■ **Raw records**
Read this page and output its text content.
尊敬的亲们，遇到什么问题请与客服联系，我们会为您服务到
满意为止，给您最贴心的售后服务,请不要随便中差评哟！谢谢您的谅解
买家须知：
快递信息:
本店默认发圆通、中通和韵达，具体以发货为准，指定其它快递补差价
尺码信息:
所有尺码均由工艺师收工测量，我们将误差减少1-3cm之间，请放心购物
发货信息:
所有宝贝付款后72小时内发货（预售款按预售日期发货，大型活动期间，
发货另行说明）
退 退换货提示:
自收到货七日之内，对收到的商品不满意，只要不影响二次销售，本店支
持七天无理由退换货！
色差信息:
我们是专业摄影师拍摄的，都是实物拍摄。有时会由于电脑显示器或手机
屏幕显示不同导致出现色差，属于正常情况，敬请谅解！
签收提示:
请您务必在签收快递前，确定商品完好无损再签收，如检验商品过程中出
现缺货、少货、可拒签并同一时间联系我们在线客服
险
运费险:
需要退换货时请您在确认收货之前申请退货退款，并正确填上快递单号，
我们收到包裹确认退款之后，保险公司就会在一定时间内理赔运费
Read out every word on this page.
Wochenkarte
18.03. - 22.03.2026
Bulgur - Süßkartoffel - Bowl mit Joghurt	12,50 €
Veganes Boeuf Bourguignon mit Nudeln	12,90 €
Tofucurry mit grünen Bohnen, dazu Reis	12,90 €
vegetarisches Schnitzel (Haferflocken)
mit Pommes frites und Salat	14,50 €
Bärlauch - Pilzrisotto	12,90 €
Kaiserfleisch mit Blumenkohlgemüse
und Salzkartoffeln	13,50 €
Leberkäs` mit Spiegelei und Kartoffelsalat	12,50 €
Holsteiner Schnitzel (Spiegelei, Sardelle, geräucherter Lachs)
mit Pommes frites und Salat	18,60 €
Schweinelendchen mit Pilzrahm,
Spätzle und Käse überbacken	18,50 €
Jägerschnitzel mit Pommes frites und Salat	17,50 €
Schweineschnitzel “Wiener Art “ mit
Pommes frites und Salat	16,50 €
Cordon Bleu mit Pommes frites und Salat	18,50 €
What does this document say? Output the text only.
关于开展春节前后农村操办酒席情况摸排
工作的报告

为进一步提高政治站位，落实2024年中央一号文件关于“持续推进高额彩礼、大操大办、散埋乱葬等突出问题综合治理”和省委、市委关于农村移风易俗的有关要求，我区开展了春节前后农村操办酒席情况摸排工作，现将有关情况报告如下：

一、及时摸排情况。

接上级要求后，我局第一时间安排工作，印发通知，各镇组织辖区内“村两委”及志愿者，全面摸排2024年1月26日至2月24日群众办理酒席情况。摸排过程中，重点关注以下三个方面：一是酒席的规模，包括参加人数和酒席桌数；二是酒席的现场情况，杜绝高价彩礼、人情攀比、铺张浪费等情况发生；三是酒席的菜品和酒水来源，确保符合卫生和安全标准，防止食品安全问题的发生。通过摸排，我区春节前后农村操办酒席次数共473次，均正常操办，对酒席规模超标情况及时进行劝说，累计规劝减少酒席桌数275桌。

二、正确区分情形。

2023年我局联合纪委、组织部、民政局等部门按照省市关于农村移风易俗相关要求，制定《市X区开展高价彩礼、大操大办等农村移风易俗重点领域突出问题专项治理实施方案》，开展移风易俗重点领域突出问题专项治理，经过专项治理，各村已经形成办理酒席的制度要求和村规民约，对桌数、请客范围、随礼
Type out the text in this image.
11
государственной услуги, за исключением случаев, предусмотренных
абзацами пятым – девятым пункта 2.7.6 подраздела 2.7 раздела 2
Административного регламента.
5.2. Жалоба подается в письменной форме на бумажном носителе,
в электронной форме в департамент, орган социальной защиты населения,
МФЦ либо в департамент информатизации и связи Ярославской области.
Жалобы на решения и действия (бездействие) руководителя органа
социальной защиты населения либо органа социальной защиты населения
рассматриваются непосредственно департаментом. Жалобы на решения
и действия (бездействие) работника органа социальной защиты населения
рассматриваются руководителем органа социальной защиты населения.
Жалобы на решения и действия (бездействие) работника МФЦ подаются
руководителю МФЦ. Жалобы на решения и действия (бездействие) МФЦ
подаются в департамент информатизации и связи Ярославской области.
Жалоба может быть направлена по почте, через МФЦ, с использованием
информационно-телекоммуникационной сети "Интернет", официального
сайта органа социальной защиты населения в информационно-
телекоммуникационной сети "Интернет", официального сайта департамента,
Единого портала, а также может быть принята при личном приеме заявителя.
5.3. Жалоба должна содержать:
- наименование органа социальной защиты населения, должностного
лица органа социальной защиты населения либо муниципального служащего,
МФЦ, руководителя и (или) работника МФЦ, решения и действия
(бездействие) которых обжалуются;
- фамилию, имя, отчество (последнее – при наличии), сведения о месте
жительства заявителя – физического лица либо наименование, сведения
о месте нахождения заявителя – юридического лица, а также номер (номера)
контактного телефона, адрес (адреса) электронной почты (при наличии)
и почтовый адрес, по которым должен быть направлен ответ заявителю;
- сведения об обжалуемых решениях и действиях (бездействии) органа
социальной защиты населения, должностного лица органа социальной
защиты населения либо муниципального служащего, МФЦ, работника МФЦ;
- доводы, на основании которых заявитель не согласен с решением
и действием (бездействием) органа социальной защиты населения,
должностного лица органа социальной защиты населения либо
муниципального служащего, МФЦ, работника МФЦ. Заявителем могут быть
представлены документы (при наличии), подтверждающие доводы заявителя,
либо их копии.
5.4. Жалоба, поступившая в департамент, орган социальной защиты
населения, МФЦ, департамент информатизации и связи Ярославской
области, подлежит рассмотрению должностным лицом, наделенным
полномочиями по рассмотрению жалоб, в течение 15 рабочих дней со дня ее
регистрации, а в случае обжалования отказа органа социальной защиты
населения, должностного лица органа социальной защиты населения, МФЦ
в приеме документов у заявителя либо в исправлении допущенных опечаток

■ **WORK TO COMPLETE**
Exactly reproduce every record.

■ **ANSWER IN FULL**
Read this page and output its text content.
尊敬的亲们，遇到什么问题请与客服联系，我们会为您服务到
满意为止，给您最贴心的售后服务,请不要随便中差评哟！谢谢您的谅解
买家须知：
快递信息:
本店默认发圆通、中通和韵达，具体以发货为准，指定其它快递补差价
尺码信息:
所有尺码均由工艺师收工测量，我们将误差减少1-3cm之间，请放心购物
发货信息:
所有宝贝付款后72小时内发货（预售款按预售日期发货，大型活动期间，
发货另行说明）
退 退换货提示:
自收到货七日之内，对收到的商品不满意，只要不影响二次销售，本店支
持七天无理由退换货！
色差信息:
我们是专业摄影师拍摄的，都是实物拍摄。有时会由于电脑显示器或手机
屏幕显示不同导致出现色差，属于正常情况，敬请谅解！
签收提示:
请您务必在签收快递前，确定商品完好无损再签收，如检验商品过程中出
现缺货、少货、可拒签并同一时间联系我们在线客服
险
运费险:
需要退换货时请您在确认收货之前申请退货退款，并正确填上快递单号，
我们收到包裹确认退款之后，保险公司就会在一定时间内理赔运费
Read out every word on this page.
Wochenkarte
18.03. - 22.03.2026
Bulgur - Süßkartoffel - Bowl mit Joghurt	12,50 €
Veganes Boeuf Bourguignon mit Nudeln	12,90 €
Tofucurry mit grünen Bohnen, dazu Reis	12,90 €
vegetarisches Schnitzel (Haferflocken)
mit Pommes frites und Salat	14,50 €
Bärlauch - Pilzrisotto	12,90 €
Kaiserfleisch mit Blumenkohlgemüse
und Salzkartoffeln	13,50 €
Leberkäs` mit Spiegelei und Kartoffelsalat	12,50 €
Holsteiner Schnitzel (Spiegelei, Sardelle, geräucherter Lachs)
mit Pommes frites und Salat	18,60 €
Schweinelendchen mit Pilzrahm,
Spätzle und Käse überbacken	18,50 €
Jägerschnitzel mit Pommes frites und Salat	17,50 €
Schweineschnitzel “Wiener Art “ mit
Pommes frites und Salat	16,50 €
Cordon Bleu mit Pommes frites und Salat	18,50 €
What does this document say? Output the text only.
关于开展春节前后农村操办酒席情况摸排
工作的报告

为进一步提高政治站位，落实2024年中央一号文件关于“持续推进高额彩礼、大操大办、散埋乱葬等突出问题综合治理”和省委、市委关于农村移风易俗的有关要求，我区开展了春节前后农村操办酒席情况摸排工作，现将有关情况报告如下：

一、及时摸排情况。

接上级要求后，我局第一时间安排工作，印发通知，各镇组织辖区内“村两委”及志愿者，全面摸排2024年1月26日至2月24日群众办理酒席情况。摸排过程中，重点关注以下三个方面：一是酒席的规模，包括参加人数和酒席桌数；二是酒席的现场情况，杜绝高价彩礼、人情攀比、铺张浪费等情况发生；三是酒席的菜品和酒水来源，确保符合卫生和安全标准，防止食品安全问题的发生。通过摸排，我区春节前后农村操办酒席次数共473次，均正常操办，对酒席规模超标情况及时进行劝说，累计规劝减少酒席桌数275桌。

二、正确区分情形。

2023年我局联合纪委、组织部、民政局等部门按照省市关于农村移风易俗相关要求，制定《市X区开展高价彩礼、大操大办等农村移风易俗重点领域突出问题专项治理实施方案》，开展移风易俗重点领域突出问题专项治理，经过专项治理，各村已经形成办理酒席的制度要求和村规民约，对桌数、请客范围、随礼
Type out the text in this image.
11
государственной услуги, за исключением случаев, предусмотренных
абзацами пятым – девятым пункта 2.7.6 подраздела 2.7 раздела 2
Административного регламента.
5.2. Жалоба подается в письменной форме на бумажном носителе,
в электронной форме в департамент, орган социальной защиты населения,
МФЦ либо в департамент информатизации и связи Ярославской области.
Жалобы на решения и действия (бездействие) руководителя органа
социальной защиты населения либо органа социальной защиты населения
рассматриваются непосредственно департаментом. Жалобы на решения
и действия (бездействие) работника органа социальной защиты населения
рассматриваются руководителем органа социальной защиты населения.
Жалобы на решения и действия (бездействие) работника МФЦ подаются
руководителю МФЦ. Жалобы на решения и действия (бездействие) МФЦ
подаются в департамент информатизации и связи Ярославской области.
Жалоба может быть направлена по почте, через МФЦ, с использованием
информационно-телекоммуникационной сети "Интернет", официального
сайта органа социальной защиты населения в информационно-
телекоммуникационной сети "Интернет", официального сайта департамента,
Единого портала, а также может быть принята при личном приеме заявителя.
5.3. Жалоба должна содержать:
- наименование органа социальной защиты населения, должностного
лица органа социальной защиты населения либо муниципального служащего,
МФЦ, руководителя и (или) работника МФЦ, решения и действия
(бездействие) которых обжалуются;
- фамилию, имя, отчество (последнее – при наличии), сведения о месте
жительства заявителя – физического лица либо наименование, сведения
о месте нахождения заявителя – юридического лица, а также номер (номера)
контактного телефона, адрес (адреса) электронной почты (при наличии)
и почтовый адрес, по которым должен быть направлен ответ заявителю;
- сведения об обжалуемых решениях и действиях (бездействии) органа
социальной защиты населения, должностного лица органа социальной
защиты населения либо муниципального служащего, МФЦ, работника МФЦ;
- доводы, на основании которых заявитель не согласен с решением
и действием (бездействием) органа социальной защиты населения,
должностного лица органа социальной защиты населения либо
муниципального служащего, МФЦ, работника МФЦ. Заявителем могут быть
представлены документы (при наличии), подтверждающие доводы заявителя,
либо их копии.
5.4. Жалоба, поступившая в департамент, орган социальной защиты
населения, МФЦ, департамент информатизации и связи Ярославской
области, подлежит рассмотрению должностным лицом, наделенным
полномочиями по рассмотрению жалоб, в течение 15 рабочих дней со дня ее
регистрации, а в случае обжалования отказа органа социальной защиты
населения, должностного лица органа социальной защиты населения, МФЦ
в приеме документов у заявителя либо в исправлении допущенных опечаток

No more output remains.